[STATED TASK]
Go through the records and give each one again exactly.

[Dataset entries]
● ● ● ●

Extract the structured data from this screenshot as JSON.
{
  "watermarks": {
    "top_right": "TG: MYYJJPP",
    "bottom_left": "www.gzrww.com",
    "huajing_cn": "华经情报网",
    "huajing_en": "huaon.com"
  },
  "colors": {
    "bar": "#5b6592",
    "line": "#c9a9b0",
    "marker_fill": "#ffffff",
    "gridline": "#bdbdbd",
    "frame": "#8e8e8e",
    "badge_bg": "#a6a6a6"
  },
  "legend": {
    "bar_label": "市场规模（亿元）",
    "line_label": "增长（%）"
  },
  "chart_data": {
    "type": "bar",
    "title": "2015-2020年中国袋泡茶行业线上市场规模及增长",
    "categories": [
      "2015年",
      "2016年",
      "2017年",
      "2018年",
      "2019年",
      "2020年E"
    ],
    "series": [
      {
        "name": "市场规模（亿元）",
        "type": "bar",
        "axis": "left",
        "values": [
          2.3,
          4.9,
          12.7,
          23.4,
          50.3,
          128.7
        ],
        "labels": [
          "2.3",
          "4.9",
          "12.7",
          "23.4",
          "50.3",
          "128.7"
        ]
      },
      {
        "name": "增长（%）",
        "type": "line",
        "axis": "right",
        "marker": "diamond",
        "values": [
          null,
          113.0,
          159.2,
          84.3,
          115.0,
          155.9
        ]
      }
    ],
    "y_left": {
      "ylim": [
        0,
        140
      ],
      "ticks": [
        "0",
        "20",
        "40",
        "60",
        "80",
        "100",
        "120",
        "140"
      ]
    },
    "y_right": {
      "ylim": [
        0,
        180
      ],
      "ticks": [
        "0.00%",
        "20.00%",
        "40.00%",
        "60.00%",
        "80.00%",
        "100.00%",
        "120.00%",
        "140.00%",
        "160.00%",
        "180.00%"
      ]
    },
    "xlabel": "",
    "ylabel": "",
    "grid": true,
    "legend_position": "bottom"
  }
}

● ● ● ●

[EXERCISE SOLUTION]
Extract the structured data from this screenshot as JSON.
{
  "watermarks": {
    "top_right": "TG: MYYJJPP",
    "bottom_left": "www.gzrww.com",
    "huajing_cn": "华经情报网",
    "huajing_en": "huaon.com"
  },
  "colors": {
    "bar": "#5b6592",
    "line": "#c9a9b0",
    "marker_fill": "#ffffff",
    "gridline": "#bdbdbd",
    "frame": "#8e8e8e",
    "badge_bg": "#a6a6a6"
  },
  "legend": {
    "bar_label": "市场规模（亿元）",
    "line_label": "增长（%）"
  },
  "chart_data": {
    "type": "bar",
    "title": "2015-2020年中国袋泡茶行业线上市场规模及增长",
    "categories": [
      "2015年",
      "2016年",
      "2017年",
      "2018年",
      "2019年",
      "2020年E"
    ],
    "series": [
      {
        "name": "市场规模（亿元）",
        "type": "bar",
        "axis": "left",
        "values": [
          2.3,
          4.9,
          12.7,
          23.4,
          50.3,
          128.7
        ],
        "labels": [
          "2.3",
          "4.9",
          "12.7",
          "23.4",
          "50.3",
          "128.7"
        ]
      },
      {
        "name": "增长（%）",
        "type": "line",
        "axis": "right",
        "marker": "diamond",
        "values": [
          null,
          113.0,
          159.2,
          84.3,
          115.0,
          155.9
        ]
      }
    ],
    "y_left": {
      "ylim": [
        0,
        140
      ],
      "ticks": [
        "0",
        "20",
        "40",
        "60",
        "80",
        "100",
        "120",
        "140"
      ]
    },
    "y_right": {
      "ylim": [
        0,
        180
      ],
      "ticks": [
        "0.00%",
        "20.00%",
        "40.00%",
        "60.00%",
        "80.00%",
        "100.00%",
        "120.00%",
        "140.00%",
        "160.00%",
        "180.00%"
      ]
    },
    "xlabel": "",
    "ylabel": "",
    "grid": true,
    "legend_position": "bottom"
  }
}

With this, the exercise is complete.